───── The records ─────

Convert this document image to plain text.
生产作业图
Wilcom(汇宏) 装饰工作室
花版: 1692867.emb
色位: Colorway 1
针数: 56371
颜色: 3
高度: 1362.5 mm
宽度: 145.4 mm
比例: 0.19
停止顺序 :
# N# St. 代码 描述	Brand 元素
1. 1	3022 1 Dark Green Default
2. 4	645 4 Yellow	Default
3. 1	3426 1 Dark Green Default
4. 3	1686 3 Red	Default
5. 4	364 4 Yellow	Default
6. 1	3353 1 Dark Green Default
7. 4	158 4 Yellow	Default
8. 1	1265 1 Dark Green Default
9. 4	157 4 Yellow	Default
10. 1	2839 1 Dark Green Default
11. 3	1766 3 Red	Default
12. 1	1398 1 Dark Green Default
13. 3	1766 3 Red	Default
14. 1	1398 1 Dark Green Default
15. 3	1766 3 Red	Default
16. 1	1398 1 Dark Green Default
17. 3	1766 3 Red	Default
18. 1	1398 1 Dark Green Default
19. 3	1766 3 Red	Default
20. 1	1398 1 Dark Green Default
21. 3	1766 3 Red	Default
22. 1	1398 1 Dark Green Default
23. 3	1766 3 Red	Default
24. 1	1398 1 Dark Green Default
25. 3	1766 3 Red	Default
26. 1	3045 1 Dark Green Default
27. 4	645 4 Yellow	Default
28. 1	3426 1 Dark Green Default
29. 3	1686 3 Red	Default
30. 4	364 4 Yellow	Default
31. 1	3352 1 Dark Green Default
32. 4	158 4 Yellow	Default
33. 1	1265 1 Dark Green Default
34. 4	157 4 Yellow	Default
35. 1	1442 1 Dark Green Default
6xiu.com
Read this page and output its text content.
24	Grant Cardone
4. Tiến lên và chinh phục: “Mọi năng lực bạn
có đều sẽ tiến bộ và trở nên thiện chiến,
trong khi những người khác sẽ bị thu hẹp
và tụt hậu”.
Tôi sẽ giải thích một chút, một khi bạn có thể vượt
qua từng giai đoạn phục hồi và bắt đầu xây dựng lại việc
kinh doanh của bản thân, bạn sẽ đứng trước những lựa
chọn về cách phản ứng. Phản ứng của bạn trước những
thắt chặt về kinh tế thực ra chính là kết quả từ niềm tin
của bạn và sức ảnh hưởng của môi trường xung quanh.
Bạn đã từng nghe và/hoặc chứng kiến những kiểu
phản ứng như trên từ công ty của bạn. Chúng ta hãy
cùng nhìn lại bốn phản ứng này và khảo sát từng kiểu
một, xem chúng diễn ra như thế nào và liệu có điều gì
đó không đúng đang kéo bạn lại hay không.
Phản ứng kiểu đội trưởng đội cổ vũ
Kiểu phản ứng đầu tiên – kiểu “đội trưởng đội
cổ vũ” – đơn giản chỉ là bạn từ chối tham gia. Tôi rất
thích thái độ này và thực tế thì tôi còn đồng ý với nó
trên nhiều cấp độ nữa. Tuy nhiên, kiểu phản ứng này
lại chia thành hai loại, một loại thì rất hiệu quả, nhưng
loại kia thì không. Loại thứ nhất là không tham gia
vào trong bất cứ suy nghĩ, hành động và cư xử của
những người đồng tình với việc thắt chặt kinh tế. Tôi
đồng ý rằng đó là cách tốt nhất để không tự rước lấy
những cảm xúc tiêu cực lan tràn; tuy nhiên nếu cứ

─────

### Given request
Extract, exactly, the lines above that begin at the line containing "Read this page and output its text content." and end at the final line of the records; add no other text.

### Complete answer
Read this page and output its text content.
24	Grant Cardone
4. Tiến lên và chinh phục: “Mọi năng lực bạn
có đều sẽ tiến bộ và trở nên thiện chiến,
trong khi những người khác sẽ bị thu hẹp
và tụt hậu”.
Tôi sẽ giải thích một chút, một khi bạn có thể vượt
qua từng giai đoạn phục hồi và bắt đầu xây dựng lại việc
kinh doanh của bản thân, bạn sẽ đứng trước những lựa
chọn về cách phản ứng. Phản ứng của bạn trước những
thắt chặt về kinh tế thực ra chính là kết quả từ niềm tin
của bạn và sức ảnh hưởng của môi trường xung quanh.
Bạn đã từng nghe và/hoặc chứng kiến những kiểu
phản ứng như trên từ công ty của bạn. Chúng ta hãy
cùng nhìn lại bốn phản ứng này và khảo sát từng kiểu
một, xem chúng diễn ra như thế nào và liệu có điều gì
đó không đúng đang kéo bạn lại hay không.
Phản ứng kiểu đội trưởng đội cổ vũ
Kiểu phản ứng đầu tiên – kiểu “đội trưởng đội
cổ vũ” – đơn giản chỉ là bạn từ chối tham gia. Tôi rất
thích thái độ này và thực tế thì tôi còn đồng ý với nó
trên nhiều cấp độ nữa. Tuy nhiên, kiểu phản ứng này
lại chia thành hai loại, một loại thì rất hiệu quả, nhưng
loại kia thì không. Loại thứ nhất là không tham gia
vào trong bất cứ suy nghĩ, hành động và cư xử của
những người đồng tình với việc thắt chặt kinh tế. Tôi
đồng ý rằng đó là cách tốt nhất để không tự rước lấy
những cảm xúc tiêu cực lan tràn; tuy nhiên nếu cứ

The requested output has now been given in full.